**Task statement:**
List every line in this data where the string "title" occurs.

============

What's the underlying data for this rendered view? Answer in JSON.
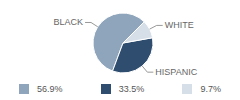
{
  "chart_data": {
    "type": "pie",
    "categories": [
      "BLACK",
      "HISPANIC",
      "WHITE"
    ],
    "values": [
      56.9,
      33.5,
      9.7
    ],
    "value_labels": [
      "56.9%",
      "33.5%",
      "9.7%"
    ],
    "colors": [
      "#8fa5bb",
      "#2f4d6f",
      "#d6dfe8"
    ],
    "legend": "bottom"
  }
}
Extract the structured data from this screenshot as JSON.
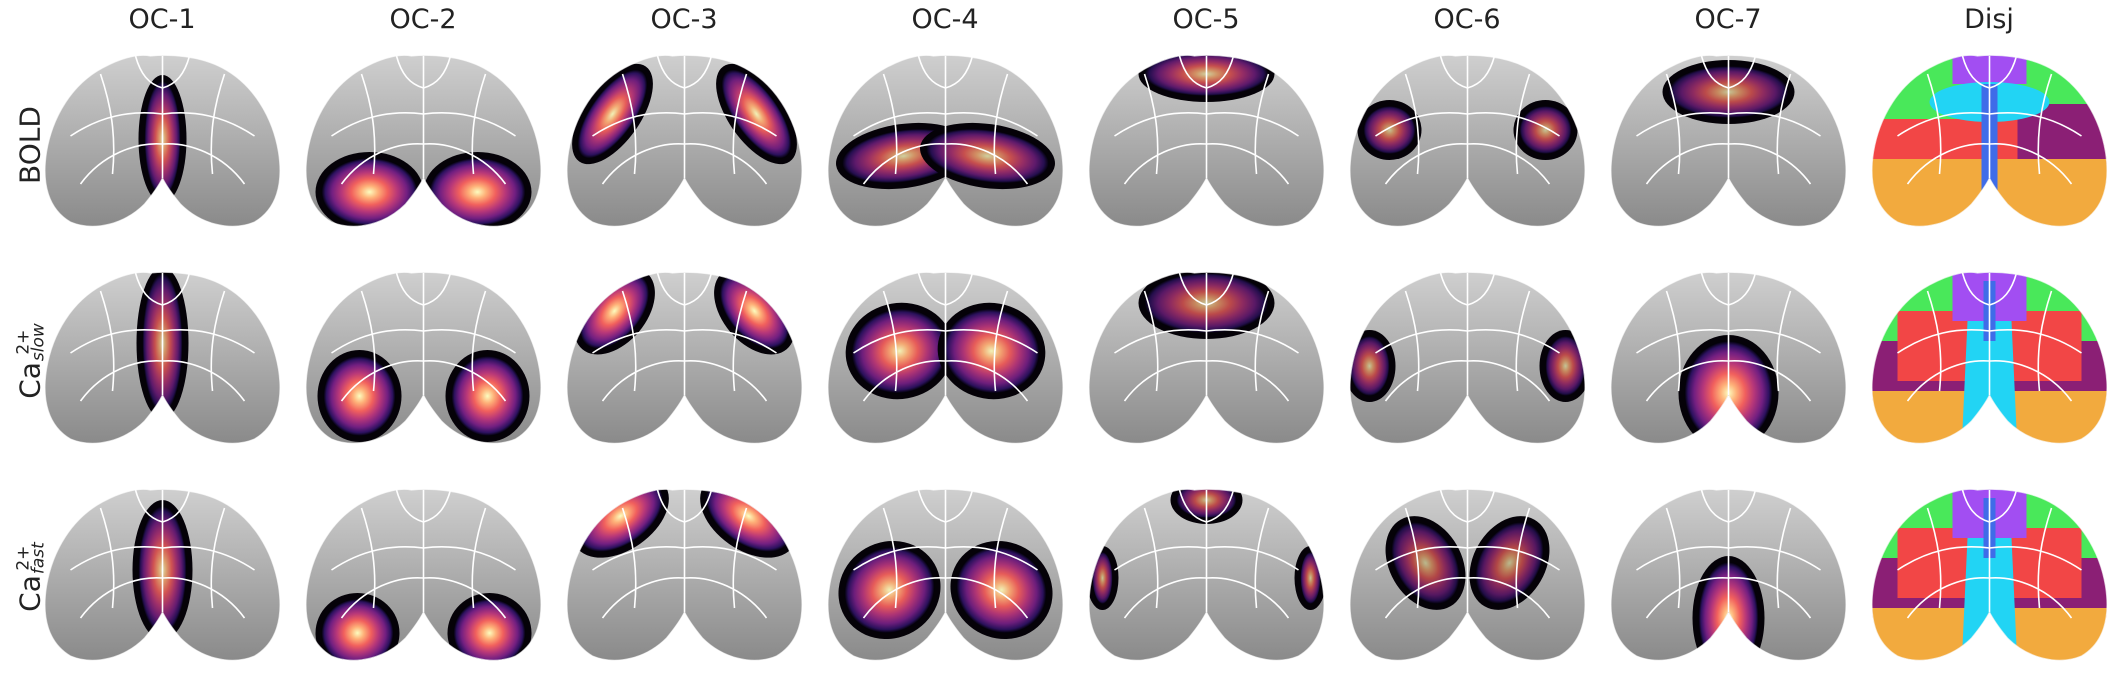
{
  "figure": {
    "columns": [
      "OC-1",
      "OC-2",
      "OC-3",
      "OC-4",
      "OC-5",
      "OC-6",
      "OC-7",
      "Disj"
    ],
    "rows": [
      {
        "label_main": "BOLD",
        "label_sup": "",
        "label_sub": ""
      },
      {
        "label_main": "Ca",
        "label_sup": "2+",
        "label_sub": "slow"
      },
      {
        "label_main": "Ca",
        "label_sup": "2+",
        "label_sub": "fast"
      }
    ],
    "colormap": "magma",
    "disjoint_colors": {
      "green": "#49e85a",
      "purple": "#a24ef2",
      "cyan": "#22d4f4",
      "red": "#f24646",
      "maroon": "#8b1f75",
      "blue": "#3f6ce8",
      "orange": "#f2aa3e"
    },
    "panels": [
      [
        {
          "icon": "brain-map-oc1-bold"
        },
        {
          "icon": "brain-map-oc2-bold"
        },
        {
          "icon": "brain-map-oc3-bold"
        },
        {
          "icon": "brain-map-oc4-bold"
        },
        {
          "icon": "brain-map-oc5-bold"
        },
        {
          "icon": "brain-map-oc6-bold"
        },
        {
          "icon": "brain-map-oc7-bold"
        },
        {
          "icon": "brain-map-disj-bold"
        }
      ],
      [
        {
          "icon": "brain-map-oc1-ca-slow"
        },
        {
          "icon": "brain-map-oc2-ca-slow"
        },
        {
          "icon": "brain-map-oc3-ca-slow"
        },
        {
          "icon": "brain-map-oc4-ca-slow"
        },
        {
          "icon": "brain-map-oc5-ca-slow"
        },
        {
          "icon": "brain-map-oc6-ca-slow"
        },
        {
          "icon": "brain-map-oc7-ca-slow"
        },
        {
          "icon": "brain-map-disj-ca-slow"
        }
      ],
      [
        {
          "icon": "brain-map-oc1-ca-fast"
        },
        {
          "icon": "brain-map-oc2-ca-fast"
        },
        {
          "icon": "brain-map-oc3-ca-fast"
        },
        {
          "icon": "brain-map-oc4-ca-fast"
        },
        {
          "icon": "brain-map-oc5-ca-fast"
        },
        {
          "icon": "brain-map-oc6-ca-fast"
        },
        {
          "icon": "brain-map-oc7-ca-fast"
        },
        {
          "icon": "brain-map-disj-ca-fast"
        }
      ]
    ]
  }
}
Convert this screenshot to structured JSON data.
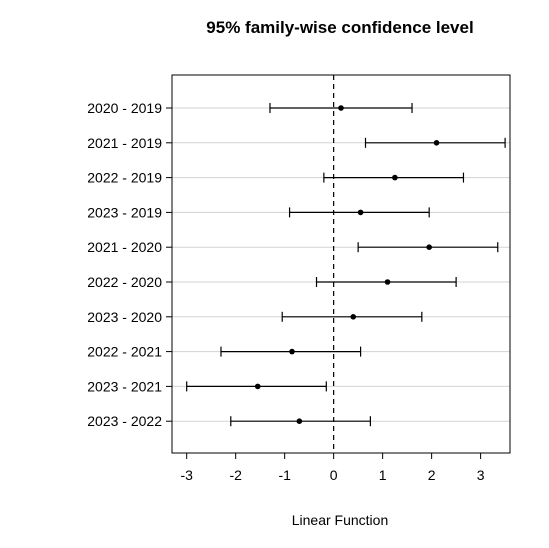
{
  "chart_data": {
    "type": "scatter",
    "title": "95% family-wise confidence level",
    "xlabel": "Linear Function",
    "ylabel": "",
    "xlim": [
      -3.3,
      3.6
    ],
    "xticks": [
      -3,
      -2,
      -1,
      0,
      1,
      2,
      3
    ],
    "reference_line": 0,
    "grid": "horizontal",
    "comparisons": [
      {
        "label": "2020 - 2019",
        "estimate": 0.15,
        "lower": -1.3,
        "upper": 1.6
      },
      {
        "label": "2021 - 2019",
        "estimate": 2.1,
        "lower": 0.65,
        "upper": 3.5
      },
      {
        "label": "2022 - 2019",
        "estimate": 1.25,
        "lower": -0.2,
        "upper": 2.65
      },
      {
        "label": "2023 - 2019",
        "estimate": 0.55,
        "lower": -0.9,
        "upper": 1.95
      },
      {
        "label": "2021 - 2020",
        "estimate": 1.95,
        "lower": 0.5,
        "upper": 3.35
      },
      {
        "label": "2022 - 2020",
        "estimate": 1.1,
        "lower": -0.35,
        "upper": 2.5
      },
      {
        "label": "2023 - 2020",
        "estimate": 0.4,
        "lower": -1.05,
        "upper": 1.8
      },
      {
        "label": "2022 - 2021",
        "estimate": -0.85,
        "lower": -2.3,
        "upper": 0.55
      },
      {
        "label": "2023 - 2021",
        "estimate": -1.55,
        "lower": -3.0,
        "upper": -0.15
      },
      {
        "label": "2023 - 2022",
        "estimate": -0.7,
        "lower": -2.1,
        "upper": 0.75
      }
    ]
  }
}
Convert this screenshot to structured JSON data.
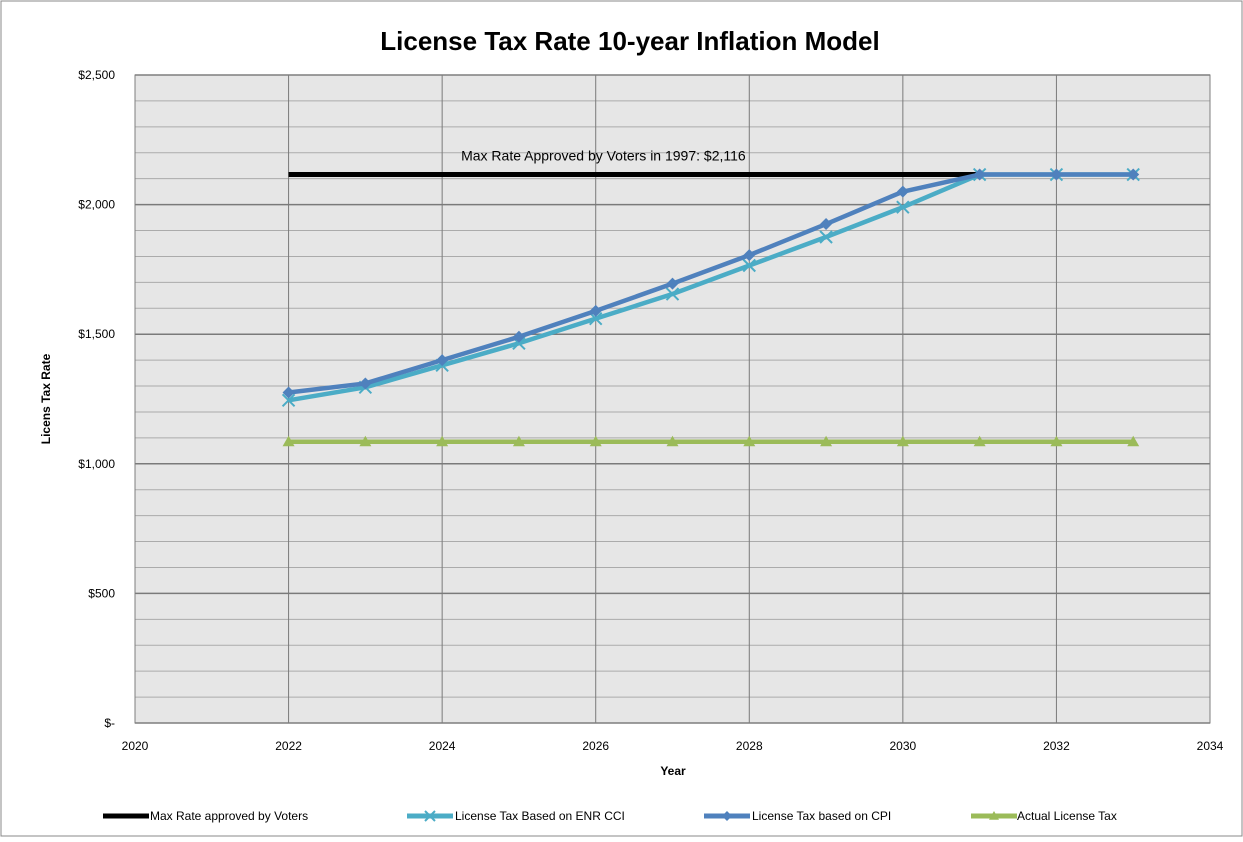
{
  "chart_data": {
    "type": "line",
    "title": "License Tax Rate 10-year Inflation Model",
    "xlabel": "Year",
    "ylabel": "Licens Tax Rate",
    "xlim": [
      2020,
      2034
    ],
    "ylim": [
      0,
      2500
    ],
    "x_ticks": [
      2020,
      2022,
      2024,
      2026,
      2028,
      2030,
      2032,
      2034
    ],
    "x_tick_labels": [
      "2020",
      "2022",
      "2024",
      "2026",
      "2028",
      "2030",
      "2032",
      "2034"
    ],
    "y_ticks": [
      0,
      500,
      1000,
      1500,
      2000,
      2500
    ],
    "y_tick_labels": [
      "$-",
      "$500",
      "$1,000",
      "$1,500",
      "$2,000",
      "$2,500"
    ],
    "y_minor_step": 100,
    "grid": true,
    "legend_position": "bottom",
    "annotation": {
      "text": "Max Rate Approved by Voters in 1997:  $2,116",
      "x": 2026.1,
      "y": 2116
    },
    "series": [
      {
        "name": "Max Rate approved by Voters",
        "color": "#000000",
        "marker": "none",
        "x": [
          2022,
          2031
        ],
        "values": [
          2116,
          2116
        ]
      },
      {
        "name": "License Tax Based on ENR CCI",
        "color": "#4bacc6",
        "marker": "x",
        "x": [
          2022,
          2023,
          2024,
          2025,
          2026,
          2027,
          2028,
          2029,
          2030,
          2031,
          2032,
          2033
        ],
        "values": [
          1245,
          1295,
          1380,
          1465,
          1560,
          1655,
          1765,
          1875,
          1990,
          2116,
          2116,
          2116
        ]
      },
      {
        "name": "License Tax based on CPI",
        "color": "#4f81bd",
        "marker": "diamond",
        "x": [
          2022,
          2023,
          2024,
          2025,
          2026,
          2027,
          2028,
          2029,
          2030,
          2031,
          2032,
          2033
        ],
        "values": [
          1275,
          1310,
          1400,
          1490,
          1590,
          1695,
          1805,
          1925,
          2050,
          2116,
          2116,
          2116
        ]
      },
      {
        "name": "Actual License Tax",
        "color": "#9bbb59",
        "marker": "triangle",
        "x": [
          2022,
          2023,
          2024,
          2025,
          2026,
          2027,
          2028,
          2029,
          2030,
          2031,
          2032,
          2033
        ],
        "values": [
          1085,
          1085,
          1085,
          1085,
          1085,
          1085,
          1085,
          1085,
          1085,
          1085,
          1085,
          1085
        ]
      }
    ]
  }
}
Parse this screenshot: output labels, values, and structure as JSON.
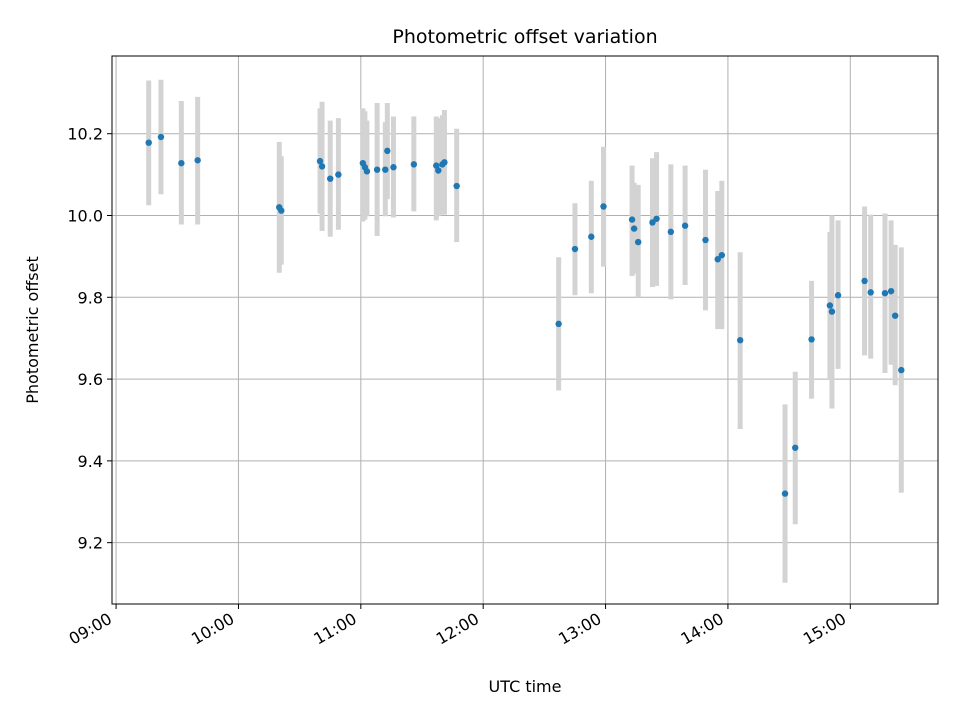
{
  "chart_data": {
    "type": "scatter",
    "title": "Photometric offset variation",
    "xlabel": "UTC time",
    "ylabel": "Photometric offset",
    "xlim": [
      "08:58",
      "15:43"
    ],
    "ylim": [
      9.05,
      10.39
    ],
    "grid": true,
    "legend": "none",
    "x_ticks": [
      "09:00",
      "10:00",
      "11:00",
      "12:00",
      "13:00",
      "14:00",
      "15:00"
    ],
    "y_ticks": [
      "9.2",
      "9.4",
      "9.6",
      "9.8",
      "10.0",
      "10.2"
    ],
    "marker_color": "#1f77b4",
    "errorbar_color": "#d3d3d3",
    "points": [
      {
        "t": "09:16",
        "y": 10.178,
        "lo": 10.025,
        "hi": 10.33
      },
      {
        "t": "09:22",
        "y": 10.192,
        "lo": 10.052,
        "hi": 10.332
      },
      {
        "t": "09:32",
        "y": 10.128,
        "lo": 9.978,
        "hi": 10.28
      },
      {
        "t": "09:40",
        "y": 10.135,
        "lo": 9.978,
        "hi": 10.29
      },
      {
        "t": "10:20",
        "y": 10.02,
        "lo": 9.86,
        "hi": 10.18
      },
      {
        "t": "10:21",
        "y": 10.012,
        "lo": 9.88,
        "hi": 10.145
      },
      {
        "t": "10:40",
        "y": 10.133,
        "lo": 10.005,
        "hi": 10.262
      },
      {
        "t": "10:41",
        "y": 10.12,
        "lo": 9.962,
        "hi": 10.278
      },
      {
        "t": "10:45",
        "y": 10.09,
        "lo": 9.948,
        "hi": 10.232
      },
      {
        "t": "10:49",
        "y": 10.1,
        "lo": 9.965,
        "hi": 10.238
      },
      {
        "t": "11:01",
        "y": 10.128,
        "lo": 9.985,
        "hi": 10.262
      },
      {
        "t": "11:02",
        "y": 10.118,
        "lo": 9.99,
        "hi": 10.255
      },
      {
        "t": "11:03",
        "y": 10.108,
        "lo": 9.998,
        "hi": 10.232
      },
      {
        "t": "11:08",
        "y": 10.112,
        "lo": 9.95,
        "hi": 10.275
      },
      {
        "t": "11:12",
        "y": 10.112,
        "lo": 9.998,
        "hi": 10.228
      },
      {
        "t": "11:13",
        "y": 10.158,
        "lo": 10.04,
        "hi": 10.275
      },
      {
        "t": "11:16",
        "y": 10.118,
        "lo": 9.995,
        "hi": 10.242
      },
      {
        "t": "11:26",
        "y": 10.125,
        "lo": 10.01,
        "hi": 10.242
      },
      {
        "t": "11:37",
        "y": 10.122,
        "lo": 9.988,
        "hi": 10.242
      },
      {
        "t": "11:38",
        "y": 10.11,
        "lo": 9.998,
        "hi": 10.238
      },
      {
        "t": "11:40",
        "y": 10.125,
        "lo": 10.002,
        "hi": 10.245
      },
      {
        "t": "11:41",
        "y": 10.13,
        "lo": 10.002,
        "hi": 10.258
      },
      {
        "t": "11:47",
        "y": 10.072,
        "lo": 9.935,
        "hi": 10.212
      },
      {
        "t": "12:37",
        "y": 9.735,
        "lo": 9.572,
        "hi": 9.898
      },
      {
        "t": "12:45",
        "y": 9.918,
        "lo": 9.805,
        "hi": 10.03
      },
      {
        "t": "12:53",
        "y": 9.948,
        "lo": 9.81,
        "hi": 10.085
      },
      {
        "t": "12:59",
        "y": 10.022,
        "lo": 9.875,
        "hi": 10.168
      },
      {
        "t": "13:13",
        "y": 9.99,
        "lo": 9.852,
        "hi": 10.122
      },
      {
        "t": "13:14",
        "y": 9.968,
        "lo": 9.858,
        "hi": 10.08
      },
      {
        "t": "13:16",
        "y": 9.935,
        "lo": 9.8,
        "hi": 10.075
      },
      {
        "t": "13:23",
        "y": 9.983,
        "lo": 9.825,
        "hi": 10.14
      },
      {
        "t": "13:25",
        "y": 9.992,
        "lo": 9.828,
        "hi": 10.155
      },
      {
        "t": "13:32",
        "y": 9.96,
        "lo": 9.795,
        "hi": 10.125
      },
      {
        "t": "13:39",
        "y": 9.975,
        "lo": 9.83,
        "hi": 10.122
      },
      {
        "t": "13:49",
        "y": 9.94,
        "lo": 9.768,
        "hi": 10.112
      },
      {
        "t": "13:55",
        "y": 9.893,
        "lo": 9.722,
        "hi": 10.06
      },
      {
        "t": "13:57",
        "y": 9.903,
        "lo": 9.722,
        "hi": 10.085
      },
      {
        "t": "14:06",
        "y": 9.695,
        "lo": 9.478,
        "hi": 9.91
      },
      {
        "t": "14:28",
        "y": 9.32,
        "lo": 9.102,
        "hi": 9.538
      },
      {
        "t": "14:33",
        "y": 9.432,
        "lo": 9.245,
        "hi": 9.618
      },
      {
        "t": "14:41",
        "y": 9.697,
        "lo": 9.552,
        "hi": 9.84
      },
      {
        "t": "14:50",
        "y": 9.78,
        "lo": 9.598,
        "hi": 9.96
      },
      {
        "t": "14:51",
        "y": 9.765,
        "lo": 9.528,
        "hi": 10.0
      },
      {
        "t": "14:54",
        "y": 9.805,
        "lo": 9.625,
        "hi": 9.988
      },
      {
        "t": "15:07",
        "y": 9.84,
        "lo": 9.658,
        "hi": 10.022
      },
      {
        "t": "15:10",
        "y": 9.812,
        "lo": 9.65,
        "hi": 10.002
      },
      {
        "t": "15:17",
        "y": 9.81,
        "lo": 9.615,
        "hi": 10.005
      },
      {
        "t": "15:20",
        "y": 9.815,
        "lo": 9.635,
        "hi": 9.988
      },
      {
        "t": "15:22",
        "y": 9.755,
        "lo": 9.585,
        "hi": 9.928
      },
      {
        "t": "15:25",
        "y": 9.622,
        "lo": 9.322,
        "hi": 9.922
      }
    ]
  }
}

============

**Task answer:**
    "title": "95% family-wise confidence level",
    "title": "License Tax Rate 10-year Inflation Model",
    "title": "Photometric offset variation",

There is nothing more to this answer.